In the data below, locate each line with the word "hhmm" and list it.

— Start DATA LISTING —

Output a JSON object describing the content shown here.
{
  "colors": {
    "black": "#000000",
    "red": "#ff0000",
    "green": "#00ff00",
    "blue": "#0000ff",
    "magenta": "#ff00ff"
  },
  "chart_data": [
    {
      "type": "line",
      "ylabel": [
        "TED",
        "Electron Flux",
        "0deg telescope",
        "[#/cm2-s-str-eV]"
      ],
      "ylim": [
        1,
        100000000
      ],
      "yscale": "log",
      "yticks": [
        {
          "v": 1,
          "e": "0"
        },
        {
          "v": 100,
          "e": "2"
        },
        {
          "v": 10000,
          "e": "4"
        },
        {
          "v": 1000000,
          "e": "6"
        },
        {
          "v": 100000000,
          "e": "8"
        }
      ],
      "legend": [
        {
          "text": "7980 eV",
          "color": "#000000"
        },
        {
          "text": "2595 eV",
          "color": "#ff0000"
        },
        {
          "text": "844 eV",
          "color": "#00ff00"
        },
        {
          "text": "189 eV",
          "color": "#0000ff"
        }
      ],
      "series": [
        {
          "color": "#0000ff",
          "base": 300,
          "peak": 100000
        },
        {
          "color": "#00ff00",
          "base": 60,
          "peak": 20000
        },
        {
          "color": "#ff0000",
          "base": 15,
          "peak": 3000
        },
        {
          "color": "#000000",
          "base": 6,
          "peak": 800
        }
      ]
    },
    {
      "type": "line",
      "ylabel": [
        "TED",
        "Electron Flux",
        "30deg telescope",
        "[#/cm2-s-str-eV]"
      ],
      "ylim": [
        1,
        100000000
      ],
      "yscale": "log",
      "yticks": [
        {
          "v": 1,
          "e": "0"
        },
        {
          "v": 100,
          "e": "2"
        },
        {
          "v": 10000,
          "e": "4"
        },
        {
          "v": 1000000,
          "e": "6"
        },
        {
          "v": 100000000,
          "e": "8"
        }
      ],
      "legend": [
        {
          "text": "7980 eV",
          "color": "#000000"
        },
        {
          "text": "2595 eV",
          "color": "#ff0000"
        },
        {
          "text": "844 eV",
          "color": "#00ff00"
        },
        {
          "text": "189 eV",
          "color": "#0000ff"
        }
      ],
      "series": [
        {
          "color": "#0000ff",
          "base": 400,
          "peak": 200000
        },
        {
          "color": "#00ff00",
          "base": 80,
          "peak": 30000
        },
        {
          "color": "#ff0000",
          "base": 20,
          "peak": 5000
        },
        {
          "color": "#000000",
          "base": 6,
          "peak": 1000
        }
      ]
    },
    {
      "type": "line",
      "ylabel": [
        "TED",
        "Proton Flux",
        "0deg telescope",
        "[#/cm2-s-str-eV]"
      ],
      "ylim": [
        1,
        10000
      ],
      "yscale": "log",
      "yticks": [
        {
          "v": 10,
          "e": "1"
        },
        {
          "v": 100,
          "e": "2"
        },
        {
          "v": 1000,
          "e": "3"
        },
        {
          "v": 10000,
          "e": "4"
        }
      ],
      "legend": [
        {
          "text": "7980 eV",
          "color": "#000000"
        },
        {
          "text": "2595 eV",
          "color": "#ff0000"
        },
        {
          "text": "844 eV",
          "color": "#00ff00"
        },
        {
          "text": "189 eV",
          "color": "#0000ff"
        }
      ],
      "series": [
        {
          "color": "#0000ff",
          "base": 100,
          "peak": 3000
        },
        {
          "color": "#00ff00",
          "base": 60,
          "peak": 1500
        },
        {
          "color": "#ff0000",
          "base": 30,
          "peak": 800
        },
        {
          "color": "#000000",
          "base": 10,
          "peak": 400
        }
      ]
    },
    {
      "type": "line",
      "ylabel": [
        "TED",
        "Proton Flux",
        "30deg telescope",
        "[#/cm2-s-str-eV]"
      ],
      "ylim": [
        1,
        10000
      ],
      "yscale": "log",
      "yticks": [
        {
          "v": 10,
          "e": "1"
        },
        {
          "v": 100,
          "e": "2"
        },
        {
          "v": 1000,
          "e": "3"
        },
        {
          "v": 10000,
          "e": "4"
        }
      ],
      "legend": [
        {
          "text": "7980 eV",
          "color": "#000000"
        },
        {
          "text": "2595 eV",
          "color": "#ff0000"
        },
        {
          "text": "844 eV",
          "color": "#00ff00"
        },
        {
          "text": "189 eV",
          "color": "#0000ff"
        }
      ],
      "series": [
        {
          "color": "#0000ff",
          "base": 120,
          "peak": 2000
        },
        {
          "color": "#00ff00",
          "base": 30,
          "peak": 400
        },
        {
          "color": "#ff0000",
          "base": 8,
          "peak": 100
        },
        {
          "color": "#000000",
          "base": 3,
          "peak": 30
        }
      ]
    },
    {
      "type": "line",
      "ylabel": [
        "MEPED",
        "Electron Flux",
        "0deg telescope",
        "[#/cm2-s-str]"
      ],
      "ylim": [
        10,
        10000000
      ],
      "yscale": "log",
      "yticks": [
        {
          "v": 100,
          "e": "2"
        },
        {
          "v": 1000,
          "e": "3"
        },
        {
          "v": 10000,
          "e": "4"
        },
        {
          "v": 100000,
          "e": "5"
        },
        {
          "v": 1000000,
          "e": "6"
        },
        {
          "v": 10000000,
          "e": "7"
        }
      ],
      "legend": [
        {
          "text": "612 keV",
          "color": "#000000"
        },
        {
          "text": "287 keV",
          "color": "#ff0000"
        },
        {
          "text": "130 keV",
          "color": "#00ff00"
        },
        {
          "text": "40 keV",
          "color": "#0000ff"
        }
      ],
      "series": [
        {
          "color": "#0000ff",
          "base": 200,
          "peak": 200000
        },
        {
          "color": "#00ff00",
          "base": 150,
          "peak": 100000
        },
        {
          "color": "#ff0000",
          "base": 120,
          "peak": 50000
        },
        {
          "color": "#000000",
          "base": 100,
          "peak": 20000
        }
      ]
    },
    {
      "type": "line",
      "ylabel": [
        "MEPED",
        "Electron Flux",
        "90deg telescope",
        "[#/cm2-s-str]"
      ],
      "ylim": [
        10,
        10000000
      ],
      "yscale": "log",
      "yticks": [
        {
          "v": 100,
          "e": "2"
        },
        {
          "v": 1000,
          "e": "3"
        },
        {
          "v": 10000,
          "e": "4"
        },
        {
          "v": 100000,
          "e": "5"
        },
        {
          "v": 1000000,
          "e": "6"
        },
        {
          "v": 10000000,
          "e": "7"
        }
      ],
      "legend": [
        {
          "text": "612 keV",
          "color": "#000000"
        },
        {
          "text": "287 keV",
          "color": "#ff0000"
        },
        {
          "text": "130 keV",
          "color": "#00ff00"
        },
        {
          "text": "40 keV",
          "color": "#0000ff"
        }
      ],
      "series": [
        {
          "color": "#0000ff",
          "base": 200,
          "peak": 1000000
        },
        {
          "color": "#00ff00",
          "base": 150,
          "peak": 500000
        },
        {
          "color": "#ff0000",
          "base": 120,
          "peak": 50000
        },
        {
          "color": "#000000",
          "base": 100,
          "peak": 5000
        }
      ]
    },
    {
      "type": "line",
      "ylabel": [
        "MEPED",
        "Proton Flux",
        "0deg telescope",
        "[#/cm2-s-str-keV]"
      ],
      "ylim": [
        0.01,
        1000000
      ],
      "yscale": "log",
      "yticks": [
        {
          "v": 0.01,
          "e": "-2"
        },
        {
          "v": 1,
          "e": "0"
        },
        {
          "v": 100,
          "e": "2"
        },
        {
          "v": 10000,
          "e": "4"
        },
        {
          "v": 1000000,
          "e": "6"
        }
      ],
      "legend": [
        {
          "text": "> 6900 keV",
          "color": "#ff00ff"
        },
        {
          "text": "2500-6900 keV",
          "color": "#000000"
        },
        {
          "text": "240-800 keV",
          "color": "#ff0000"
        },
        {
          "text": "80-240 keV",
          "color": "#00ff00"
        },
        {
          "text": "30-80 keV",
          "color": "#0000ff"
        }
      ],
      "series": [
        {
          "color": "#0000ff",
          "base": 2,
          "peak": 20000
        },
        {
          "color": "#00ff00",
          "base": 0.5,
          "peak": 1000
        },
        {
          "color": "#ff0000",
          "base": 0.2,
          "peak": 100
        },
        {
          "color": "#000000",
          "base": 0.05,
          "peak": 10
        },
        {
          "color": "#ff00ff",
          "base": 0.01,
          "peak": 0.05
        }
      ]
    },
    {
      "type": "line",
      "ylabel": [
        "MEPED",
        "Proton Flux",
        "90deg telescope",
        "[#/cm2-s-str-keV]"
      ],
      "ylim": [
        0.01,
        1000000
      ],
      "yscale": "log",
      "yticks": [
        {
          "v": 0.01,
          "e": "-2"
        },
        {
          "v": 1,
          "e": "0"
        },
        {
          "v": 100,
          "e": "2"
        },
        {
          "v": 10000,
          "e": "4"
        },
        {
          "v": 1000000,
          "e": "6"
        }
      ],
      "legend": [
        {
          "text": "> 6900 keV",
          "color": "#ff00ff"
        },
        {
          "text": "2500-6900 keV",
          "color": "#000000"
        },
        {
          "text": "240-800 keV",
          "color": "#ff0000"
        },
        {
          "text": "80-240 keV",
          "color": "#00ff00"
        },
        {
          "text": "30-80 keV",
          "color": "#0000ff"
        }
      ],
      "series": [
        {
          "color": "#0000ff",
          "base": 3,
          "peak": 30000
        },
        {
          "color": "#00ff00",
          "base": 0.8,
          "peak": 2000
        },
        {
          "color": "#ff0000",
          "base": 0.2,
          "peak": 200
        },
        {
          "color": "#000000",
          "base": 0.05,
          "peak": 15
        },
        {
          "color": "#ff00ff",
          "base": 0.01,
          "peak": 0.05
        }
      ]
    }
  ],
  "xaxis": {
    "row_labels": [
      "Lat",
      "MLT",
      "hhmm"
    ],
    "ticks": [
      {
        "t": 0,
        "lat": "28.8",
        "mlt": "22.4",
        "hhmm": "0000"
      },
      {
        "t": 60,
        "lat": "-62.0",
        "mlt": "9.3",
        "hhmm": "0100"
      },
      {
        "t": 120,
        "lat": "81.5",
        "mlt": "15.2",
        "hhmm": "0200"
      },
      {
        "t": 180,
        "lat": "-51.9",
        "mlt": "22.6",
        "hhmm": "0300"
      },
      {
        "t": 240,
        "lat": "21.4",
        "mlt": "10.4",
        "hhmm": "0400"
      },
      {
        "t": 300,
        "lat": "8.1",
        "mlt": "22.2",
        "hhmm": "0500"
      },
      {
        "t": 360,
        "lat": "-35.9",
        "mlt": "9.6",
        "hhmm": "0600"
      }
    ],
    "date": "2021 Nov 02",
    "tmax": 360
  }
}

— End DATA LISTING —

● TASK SOLUTION:
      "hhmm"
        "hhmm": "0000"
        "hhmm": "0100"
        "hhmm": "0200"
        "hhmm": "0300"
        "hhmm": "0400"
        "hhmm": "0500"
        "hhmm": "0600"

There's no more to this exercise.